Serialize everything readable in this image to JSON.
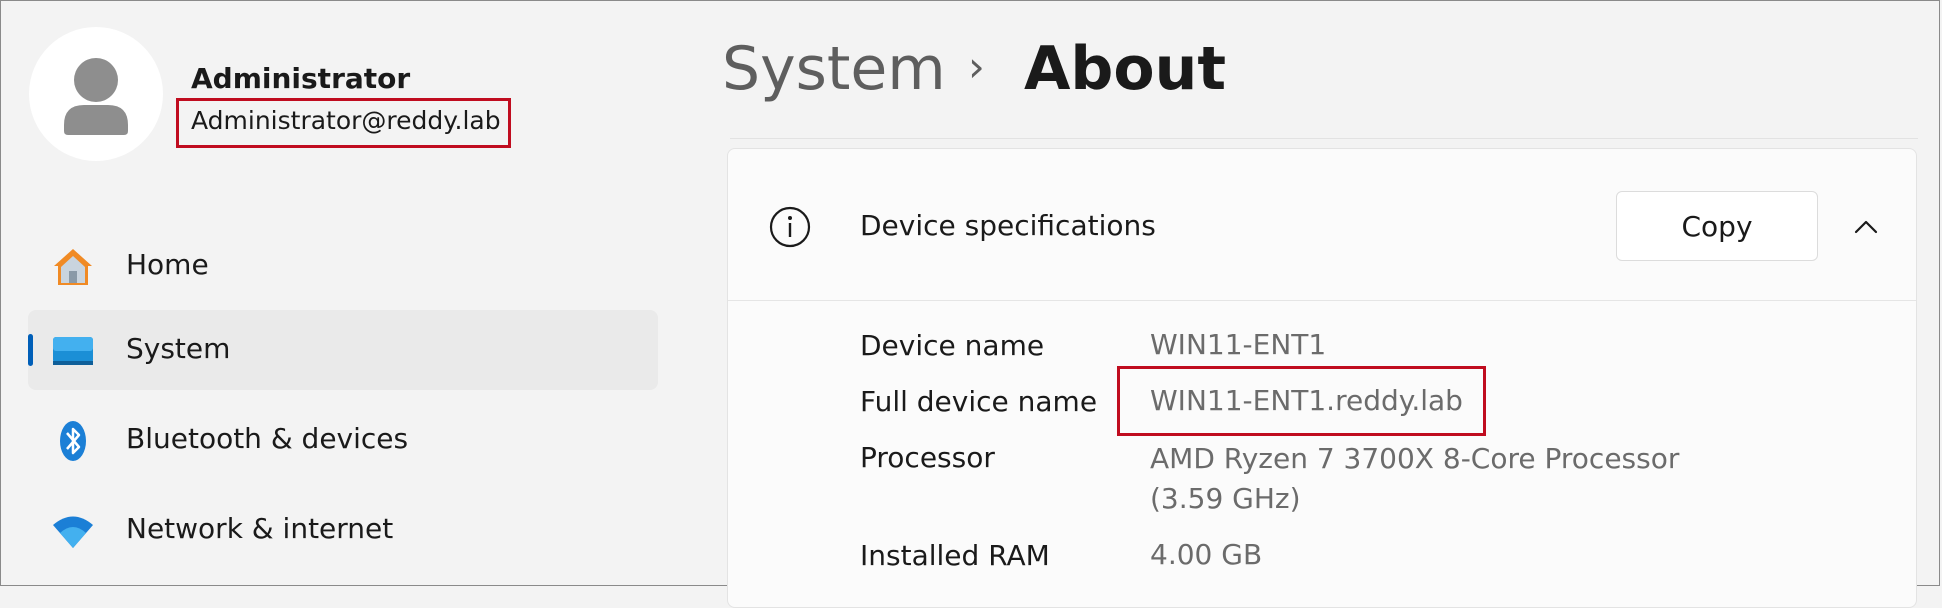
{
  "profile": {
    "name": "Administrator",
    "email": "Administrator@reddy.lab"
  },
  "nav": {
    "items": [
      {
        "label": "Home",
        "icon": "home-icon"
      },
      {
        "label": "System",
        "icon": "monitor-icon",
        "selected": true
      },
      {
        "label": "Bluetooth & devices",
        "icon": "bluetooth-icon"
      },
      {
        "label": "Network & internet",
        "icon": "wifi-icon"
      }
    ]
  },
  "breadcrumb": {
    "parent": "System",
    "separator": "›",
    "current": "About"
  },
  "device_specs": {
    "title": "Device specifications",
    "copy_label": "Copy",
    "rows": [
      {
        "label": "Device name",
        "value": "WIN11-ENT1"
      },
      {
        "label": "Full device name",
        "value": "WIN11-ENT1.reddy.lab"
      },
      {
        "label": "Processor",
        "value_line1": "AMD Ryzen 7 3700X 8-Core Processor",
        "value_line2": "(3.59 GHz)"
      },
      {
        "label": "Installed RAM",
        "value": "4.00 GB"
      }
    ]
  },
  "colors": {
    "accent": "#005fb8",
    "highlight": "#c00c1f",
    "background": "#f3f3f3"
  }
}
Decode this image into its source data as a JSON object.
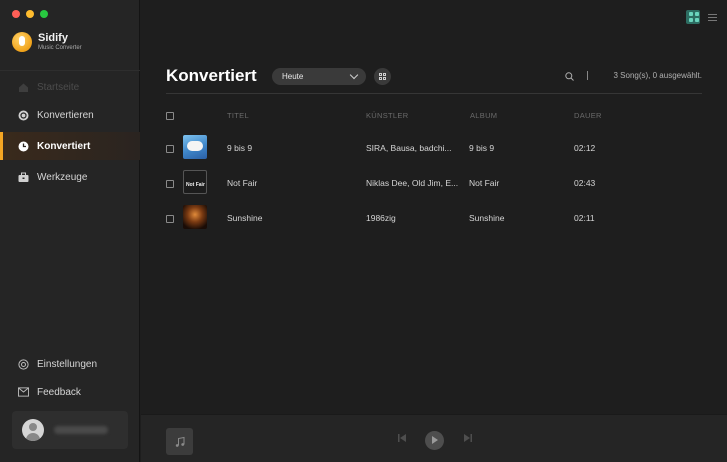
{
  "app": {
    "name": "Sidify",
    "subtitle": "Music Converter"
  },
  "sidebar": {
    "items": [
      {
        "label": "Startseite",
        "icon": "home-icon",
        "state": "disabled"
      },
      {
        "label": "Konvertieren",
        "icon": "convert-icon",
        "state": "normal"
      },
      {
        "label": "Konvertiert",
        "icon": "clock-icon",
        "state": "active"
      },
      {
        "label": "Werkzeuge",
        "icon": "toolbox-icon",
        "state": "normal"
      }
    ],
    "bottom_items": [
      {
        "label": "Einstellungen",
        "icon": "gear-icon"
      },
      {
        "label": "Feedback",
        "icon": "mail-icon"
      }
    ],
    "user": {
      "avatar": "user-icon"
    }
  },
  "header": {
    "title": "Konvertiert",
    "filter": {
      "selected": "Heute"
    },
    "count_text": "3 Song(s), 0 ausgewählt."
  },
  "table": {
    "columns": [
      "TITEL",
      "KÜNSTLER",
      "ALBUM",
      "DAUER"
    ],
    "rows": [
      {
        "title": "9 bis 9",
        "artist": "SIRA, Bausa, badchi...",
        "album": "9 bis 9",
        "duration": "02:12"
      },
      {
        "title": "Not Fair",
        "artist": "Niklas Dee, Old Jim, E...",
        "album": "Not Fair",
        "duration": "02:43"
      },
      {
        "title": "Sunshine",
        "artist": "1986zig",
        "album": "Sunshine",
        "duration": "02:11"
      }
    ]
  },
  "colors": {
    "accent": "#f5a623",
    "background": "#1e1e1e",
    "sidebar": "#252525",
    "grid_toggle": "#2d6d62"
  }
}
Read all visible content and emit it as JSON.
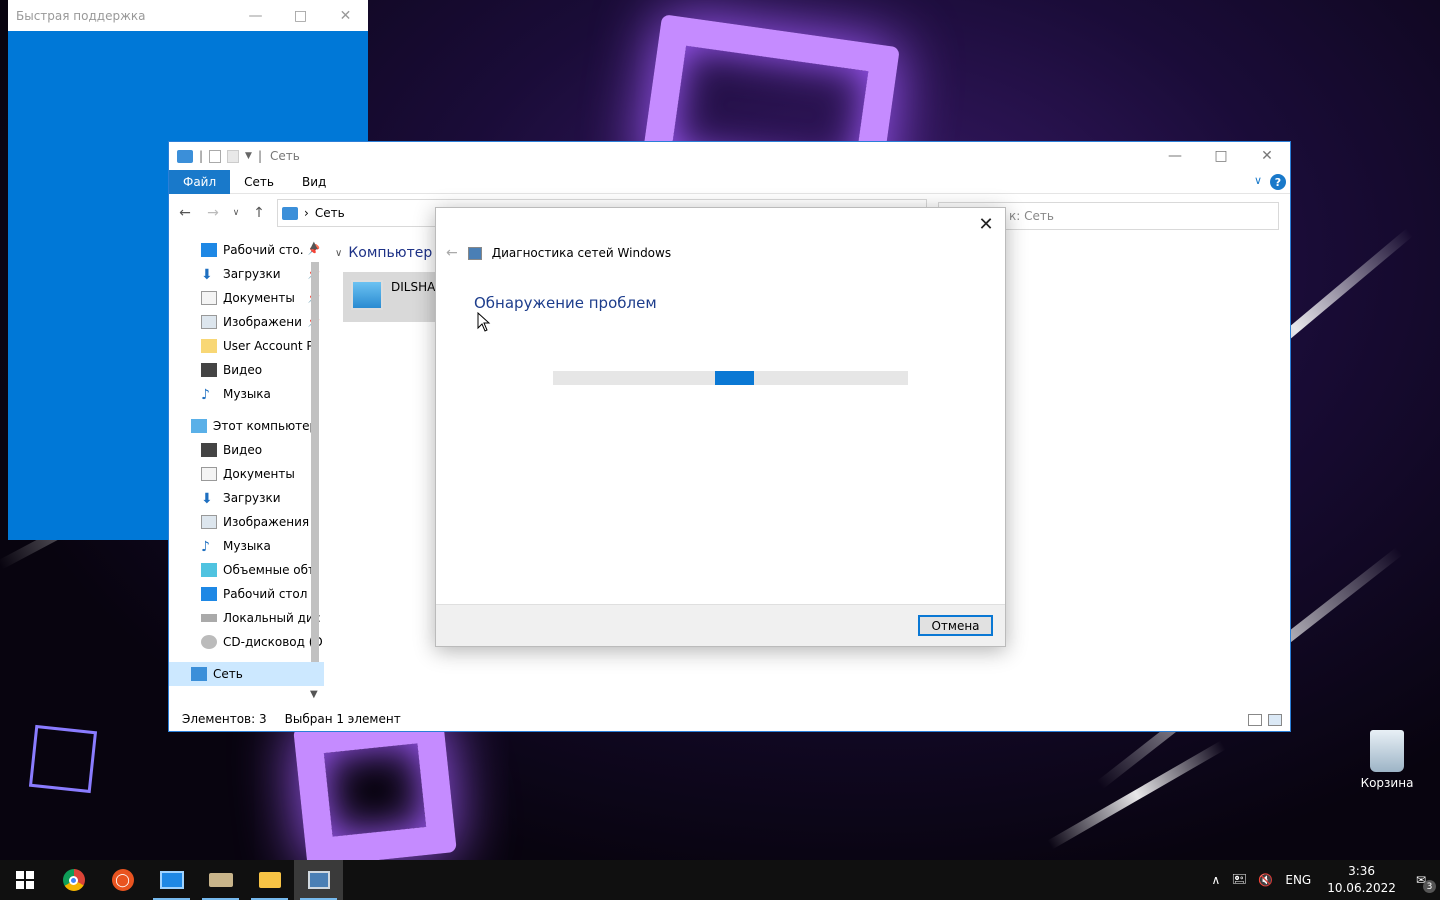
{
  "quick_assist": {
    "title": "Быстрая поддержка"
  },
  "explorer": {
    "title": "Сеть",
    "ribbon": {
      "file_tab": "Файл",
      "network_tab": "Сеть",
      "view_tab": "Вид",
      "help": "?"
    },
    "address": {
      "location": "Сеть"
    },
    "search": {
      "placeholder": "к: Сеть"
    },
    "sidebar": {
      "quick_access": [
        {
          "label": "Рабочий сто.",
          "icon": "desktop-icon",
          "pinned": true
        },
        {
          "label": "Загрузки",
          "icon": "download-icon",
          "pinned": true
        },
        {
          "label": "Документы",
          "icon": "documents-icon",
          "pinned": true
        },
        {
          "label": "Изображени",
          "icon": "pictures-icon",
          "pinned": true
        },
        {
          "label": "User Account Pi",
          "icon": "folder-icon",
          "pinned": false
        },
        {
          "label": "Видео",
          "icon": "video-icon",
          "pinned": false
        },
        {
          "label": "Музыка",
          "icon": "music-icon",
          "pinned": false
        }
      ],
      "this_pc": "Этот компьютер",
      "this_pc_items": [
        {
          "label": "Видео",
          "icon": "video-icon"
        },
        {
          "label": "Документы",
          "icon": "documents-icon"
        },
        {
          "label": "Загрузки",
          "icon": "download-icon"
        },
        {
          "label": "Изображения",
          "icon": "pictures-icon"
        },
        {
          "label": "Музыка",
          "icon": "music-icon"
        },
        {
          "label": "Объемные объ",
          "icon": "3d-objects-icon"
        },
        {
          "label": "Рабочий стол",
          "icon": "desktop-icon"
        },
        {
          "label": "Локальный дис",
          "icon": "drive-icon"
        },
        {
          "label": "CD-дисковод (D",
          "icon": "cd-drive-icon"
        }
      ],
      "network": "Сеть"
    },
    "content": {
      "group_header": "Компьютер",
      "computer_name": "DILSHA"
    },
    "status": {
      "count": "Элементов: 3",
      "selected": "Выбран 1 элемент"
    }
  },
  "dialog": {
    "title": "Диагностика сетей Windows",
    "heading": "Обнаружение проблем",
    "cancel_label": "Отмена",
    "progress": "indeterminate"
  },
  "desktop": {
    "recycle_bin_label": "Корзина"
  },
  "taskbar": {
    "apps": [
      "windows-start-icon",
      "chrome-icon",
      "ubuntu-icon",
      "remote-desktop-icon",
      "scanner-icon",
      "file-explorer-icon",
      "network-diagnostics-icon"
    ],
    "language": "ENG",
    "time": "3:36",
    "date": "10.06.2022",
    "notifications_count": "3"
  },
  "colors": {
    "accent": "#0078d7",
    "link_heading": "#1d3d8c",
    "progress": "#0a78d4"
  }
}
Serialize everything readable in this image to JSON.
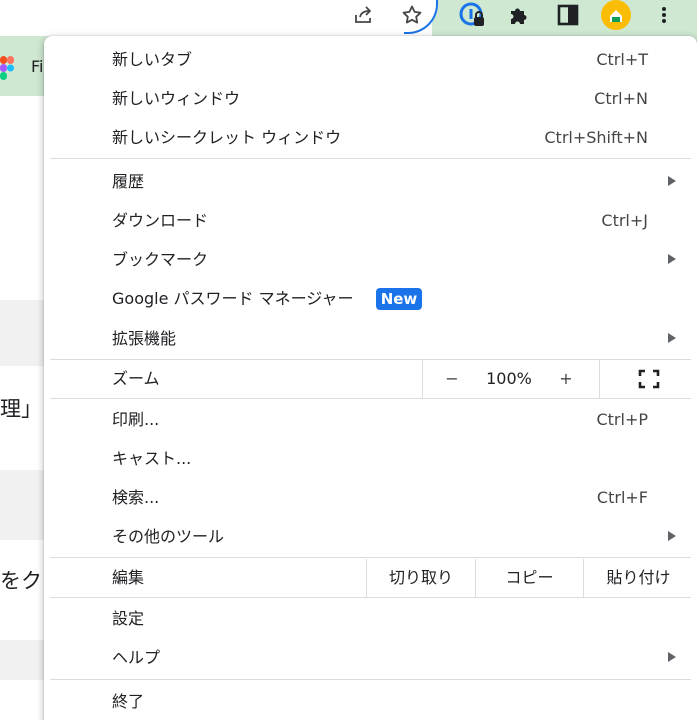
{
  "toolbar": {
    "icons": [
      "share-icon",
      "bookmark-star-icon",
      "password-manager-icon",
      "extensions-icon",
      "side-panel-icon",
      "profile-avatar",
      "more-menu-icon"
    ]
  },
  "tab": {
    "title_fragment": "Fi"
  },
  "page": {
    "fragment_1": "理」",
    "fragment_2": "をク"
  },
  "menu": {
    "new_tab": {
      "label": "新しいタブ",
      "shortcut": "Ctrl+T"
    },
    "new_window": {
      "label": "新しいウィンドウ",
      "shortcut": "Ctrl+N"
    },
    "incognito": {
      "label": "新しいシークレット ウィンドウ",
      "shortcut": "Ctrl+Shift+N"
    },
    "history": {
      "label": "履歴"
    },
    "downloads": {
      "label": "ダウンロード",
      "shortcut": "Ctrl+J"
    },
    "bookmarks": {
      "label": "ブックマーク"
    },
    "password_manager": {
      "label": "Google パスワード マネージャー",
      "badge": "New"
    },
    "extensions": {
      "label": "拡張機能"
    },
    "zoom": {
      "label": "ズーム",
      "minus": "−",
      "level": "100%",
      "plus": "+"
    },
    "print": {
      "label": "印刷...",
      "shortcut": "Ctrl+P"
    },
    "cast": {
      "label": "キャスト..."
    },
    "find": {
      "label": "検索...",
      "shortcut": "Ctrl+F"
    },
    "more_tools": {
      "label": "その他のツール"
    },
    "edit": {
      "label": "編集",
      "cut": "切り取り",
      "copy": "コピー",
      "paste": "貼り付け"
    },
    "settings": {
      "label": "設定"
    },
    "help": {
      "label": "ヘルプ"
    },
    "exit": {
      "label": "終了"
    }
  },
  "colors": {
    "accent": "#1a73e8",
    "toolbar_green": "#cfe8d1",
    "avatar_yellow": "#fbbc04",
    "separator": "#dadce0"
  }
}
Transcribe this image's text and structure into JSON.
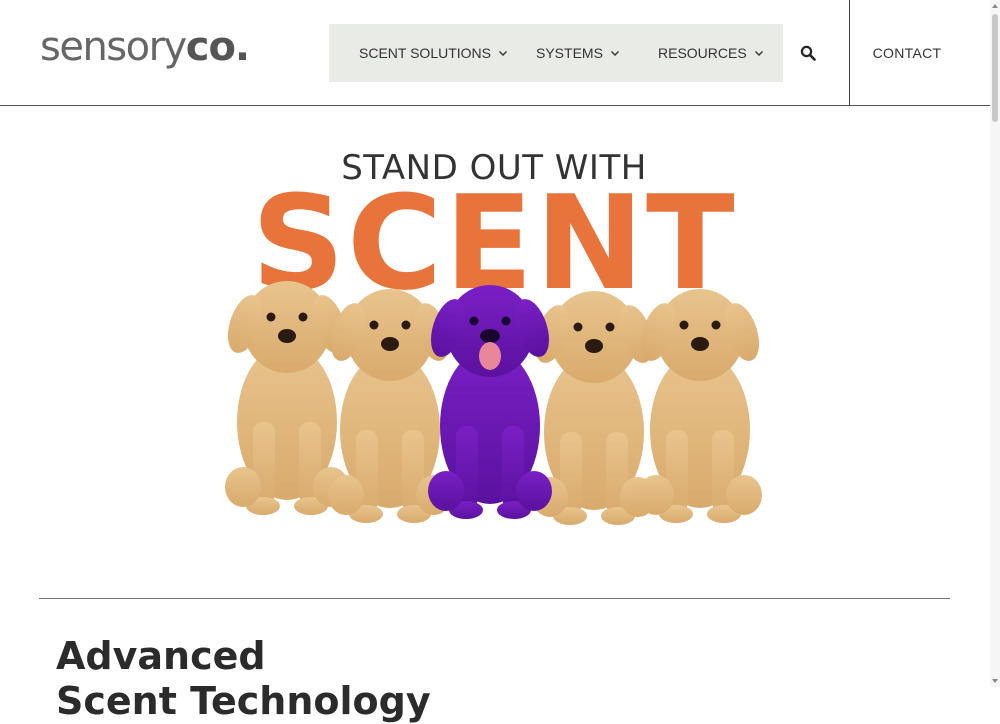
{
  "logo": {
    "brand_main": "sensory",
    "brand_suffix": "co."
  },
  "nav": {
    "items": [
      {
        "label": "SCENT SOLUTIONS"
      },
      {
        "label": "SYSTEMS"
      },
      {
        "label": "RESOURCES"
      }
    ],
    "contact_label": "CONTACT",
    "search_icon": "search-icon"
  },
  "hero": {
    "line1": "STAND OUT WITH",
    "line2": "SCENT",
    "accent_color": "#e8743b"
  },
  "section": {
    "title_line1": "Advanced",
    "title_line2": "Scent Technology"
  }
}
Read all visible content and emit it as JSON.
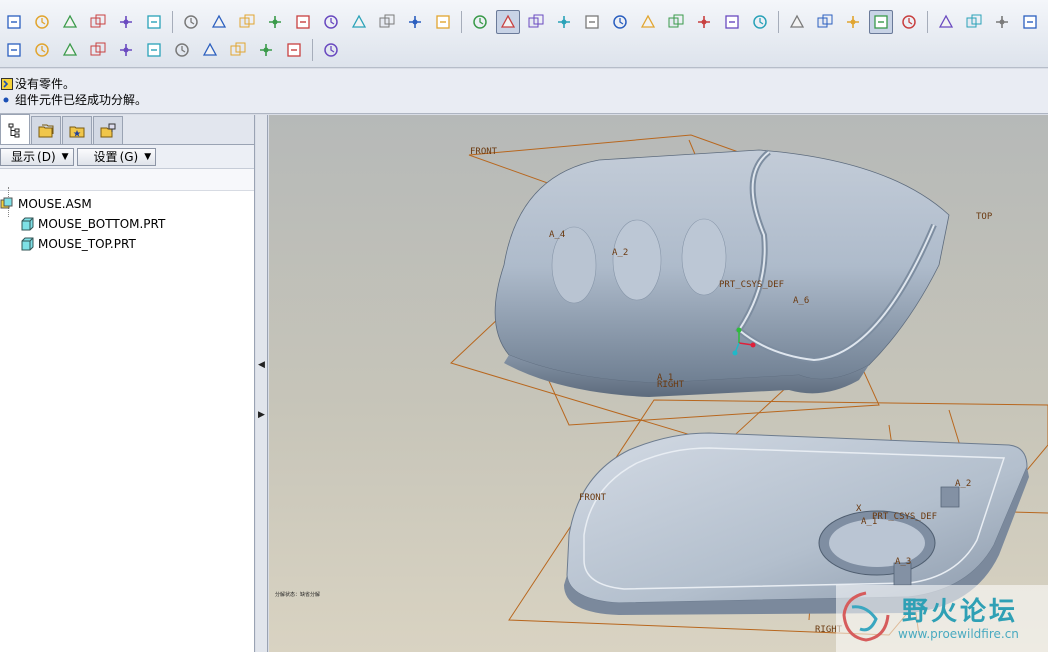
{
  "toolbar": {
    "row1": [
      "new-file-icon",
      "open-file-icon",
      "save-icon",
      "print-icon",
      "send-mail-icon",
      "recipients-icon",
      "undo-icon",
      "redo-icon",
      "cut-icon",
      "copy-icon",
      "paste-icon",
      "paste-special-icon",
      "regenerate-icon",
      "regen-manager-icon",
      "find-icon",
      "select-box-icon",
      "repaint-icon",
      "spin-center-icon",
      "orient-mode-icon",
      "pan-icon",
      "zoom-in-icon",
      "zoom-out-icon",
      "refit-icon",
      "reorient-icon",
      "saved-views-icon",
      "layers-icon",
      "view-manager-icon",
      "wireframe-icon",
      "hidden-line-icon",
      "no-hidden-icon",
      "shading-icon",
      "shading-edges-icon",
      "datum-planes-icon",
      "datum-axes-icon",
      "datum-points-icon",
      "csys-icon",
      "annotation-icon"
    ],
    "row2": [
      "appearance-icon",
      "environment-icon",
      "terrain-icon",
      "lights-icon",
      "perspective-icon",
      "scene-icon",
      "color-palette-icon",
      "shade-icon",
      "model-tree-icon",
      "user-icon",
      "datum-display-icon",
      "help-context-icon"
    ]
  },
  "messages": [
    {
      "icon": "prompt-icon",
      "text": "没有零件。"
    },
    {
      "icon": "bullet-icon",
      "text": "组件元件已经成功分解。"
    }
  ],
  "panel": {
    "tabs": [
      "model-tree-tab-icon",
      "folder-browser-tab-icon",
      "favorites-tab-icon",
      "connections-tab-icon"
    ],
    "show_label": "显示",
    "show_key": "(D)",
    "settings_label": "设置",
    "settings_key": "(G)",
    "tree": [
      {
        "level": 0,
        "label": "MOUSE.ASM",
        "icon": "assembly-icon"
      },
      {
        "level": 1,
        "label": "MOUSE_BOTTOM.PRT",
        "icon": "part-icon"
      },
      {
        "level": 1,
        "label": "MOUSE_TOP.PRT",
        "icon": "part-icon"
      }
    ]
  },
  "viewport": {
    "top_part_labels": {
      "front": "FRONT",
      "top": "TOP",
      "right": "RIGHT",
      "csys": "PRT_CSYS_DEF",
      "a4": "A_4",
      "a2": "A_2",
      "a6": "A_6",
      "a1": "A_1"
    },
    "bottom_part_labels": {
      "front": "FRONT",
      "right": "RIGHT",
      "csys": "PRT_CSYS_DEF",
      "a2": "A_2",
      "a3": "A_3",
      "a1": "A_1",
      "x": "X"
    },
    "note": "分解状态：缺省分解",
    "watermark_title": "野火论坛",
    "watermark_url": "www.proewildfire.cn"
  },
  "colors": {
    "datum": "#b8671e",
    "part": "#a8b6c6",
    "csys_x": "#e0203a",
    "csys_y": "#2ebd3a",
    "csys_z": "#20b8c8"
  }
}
________
## Aim of the exercise
Count the lines in the records above that contain the word "reddy", and reply with only that number.

## Output below
2